## What to produce
Copy every line with the string "když" in it.
══ Materials provided
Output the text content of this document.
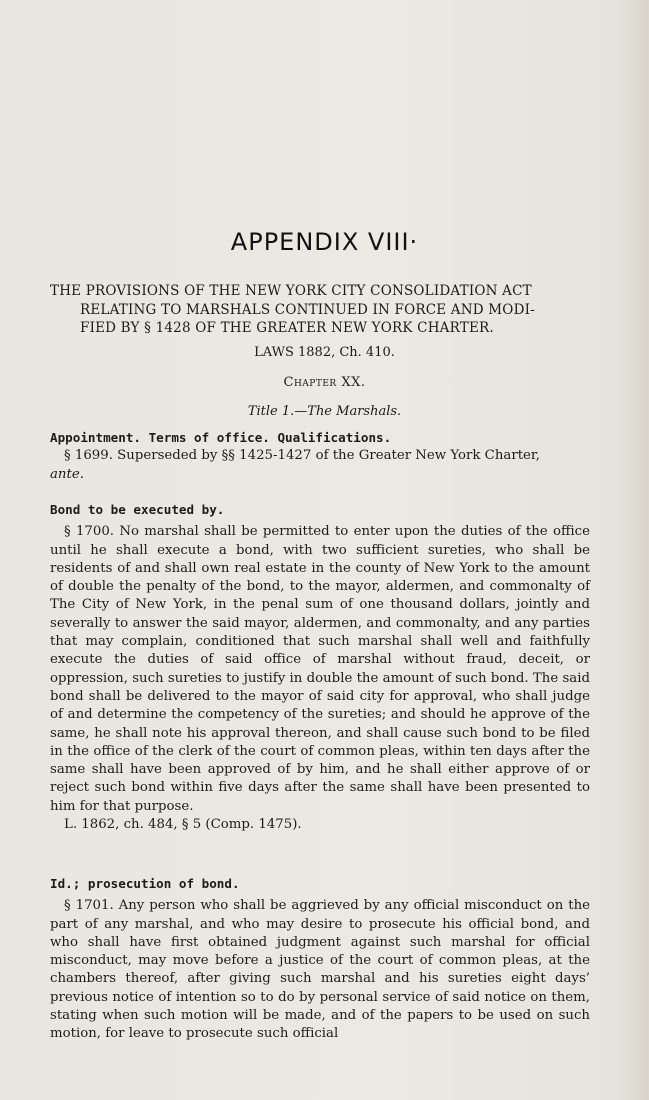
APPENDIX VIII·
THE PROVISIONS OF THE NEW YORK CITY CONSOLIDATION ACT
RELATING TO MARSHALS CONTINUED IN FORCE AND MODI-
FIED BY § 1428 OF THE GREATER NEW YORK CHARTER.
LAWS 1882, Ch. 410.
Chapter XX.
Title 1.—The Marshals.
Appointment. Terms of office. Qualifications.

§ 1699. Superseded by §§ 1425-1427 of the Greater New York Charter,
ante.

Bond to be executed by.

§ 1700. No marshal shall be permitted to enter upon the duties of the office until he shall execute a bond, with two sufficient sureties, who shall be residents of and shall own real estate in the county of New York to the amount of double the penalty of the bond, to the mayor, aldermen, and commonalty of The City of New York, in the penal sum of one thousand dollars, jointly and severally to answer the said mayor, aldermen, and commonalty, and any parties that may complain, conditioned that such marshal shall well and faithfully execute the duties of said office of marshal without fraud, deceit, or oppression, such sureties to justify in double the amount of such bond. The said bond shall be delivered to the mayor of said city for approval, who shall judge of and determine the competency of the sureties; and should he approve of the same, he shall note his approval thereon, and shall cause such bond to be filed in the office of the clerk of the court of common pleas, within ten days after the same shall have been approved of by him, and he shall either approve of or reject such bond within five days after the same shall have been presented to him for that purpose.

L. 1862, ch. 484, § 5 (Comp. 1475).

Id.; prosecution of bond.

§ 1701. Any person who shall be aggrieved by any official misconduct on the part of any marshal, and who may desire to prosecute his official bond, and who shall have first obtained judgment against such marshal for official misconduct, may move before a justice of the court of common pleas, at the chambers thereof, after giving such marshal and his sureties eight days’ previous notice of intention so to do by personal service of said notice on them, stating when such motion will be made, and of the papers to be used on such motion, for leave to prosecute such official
════
══ Materials provided
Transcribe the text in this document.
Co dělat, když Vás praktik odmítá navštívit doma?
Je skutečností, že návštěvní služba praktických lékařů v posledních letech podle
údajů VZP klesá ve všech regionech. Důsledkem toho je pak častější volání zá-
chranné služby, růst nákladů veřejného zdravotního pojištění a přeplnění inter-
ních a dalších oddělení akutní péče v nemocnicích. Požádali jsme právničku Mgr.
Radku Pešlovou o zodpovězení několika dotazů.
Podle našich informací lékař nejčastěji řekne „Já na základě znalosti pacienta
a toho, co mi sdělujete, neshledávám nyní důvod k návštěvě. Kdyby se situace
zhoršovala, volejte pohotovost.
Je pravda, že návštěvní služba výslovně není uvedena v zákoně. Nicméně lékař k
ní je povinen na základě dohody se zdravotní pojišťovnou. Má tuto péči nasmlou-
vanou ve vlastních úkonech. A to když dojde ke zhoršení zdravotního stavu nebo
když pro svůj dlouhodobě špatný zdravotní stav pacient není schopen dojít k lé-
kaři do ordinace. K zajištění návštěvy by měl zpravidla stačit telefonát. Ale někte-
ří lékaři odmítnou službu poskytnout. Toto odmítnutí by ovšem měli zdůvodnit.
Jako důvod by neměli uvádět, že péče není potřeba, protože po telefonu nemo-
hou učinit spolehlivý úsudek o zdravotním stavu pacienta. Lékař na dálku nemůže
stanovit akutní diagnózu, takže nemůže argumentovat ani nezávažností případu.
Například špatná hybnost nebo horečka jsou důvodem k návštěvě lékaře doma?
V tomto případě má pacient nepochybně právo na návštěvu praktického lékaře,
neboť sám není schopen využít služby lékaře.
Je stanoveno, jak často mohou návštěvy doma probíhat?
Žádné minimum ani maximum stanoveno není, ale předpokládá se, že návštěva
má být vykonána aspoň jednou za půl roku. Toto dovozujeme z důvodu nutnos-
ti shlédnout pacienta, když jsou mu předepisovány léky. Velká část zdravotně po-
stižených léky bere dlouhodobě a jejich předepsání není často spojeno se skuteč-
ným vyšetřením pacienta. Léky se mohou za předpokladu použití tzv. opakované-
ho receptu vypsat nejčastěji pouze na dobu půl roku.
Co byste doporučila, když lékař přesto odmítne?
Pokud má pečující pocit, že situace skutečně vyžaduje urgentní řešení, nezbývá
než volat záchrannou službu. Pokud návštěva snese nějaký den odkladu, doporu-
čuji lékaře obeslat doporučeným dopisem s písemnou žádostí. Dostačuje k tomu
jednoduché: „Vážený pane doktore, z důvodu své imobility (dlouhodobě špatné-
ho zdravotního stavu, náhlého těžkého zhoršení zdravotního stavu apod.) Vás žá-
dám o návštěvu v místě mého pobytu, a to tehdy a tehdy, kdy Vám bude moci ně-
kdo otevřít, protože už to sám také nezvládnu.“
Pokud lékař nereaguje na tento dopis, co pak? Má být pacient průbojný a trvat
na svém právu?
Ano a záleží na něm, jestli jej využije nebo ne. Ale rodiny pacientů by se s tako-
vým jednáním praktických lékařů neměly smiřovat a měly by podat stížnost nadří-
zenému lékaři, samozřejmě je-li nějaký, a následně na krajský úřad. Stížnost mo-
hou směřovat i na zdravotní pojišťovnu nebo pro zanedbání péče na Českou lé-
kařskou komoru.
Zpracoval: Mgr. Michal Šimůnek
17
════
## Written answer
Co dělat, když Vás praktik odmítá navštívit doma?
vanou ve vlastních úkonech. A to když dojde ke zhoršení zdravotního stavu nebo
když pro svůj dlouhodobě špatný zdravotní stav pacient není schopen dojít k lé-
ti shlédnout pacienta, když jsou mu předepisovány léky. Velká část zdravotně po-
Co byste doporučila, když lékař přesto odmítne?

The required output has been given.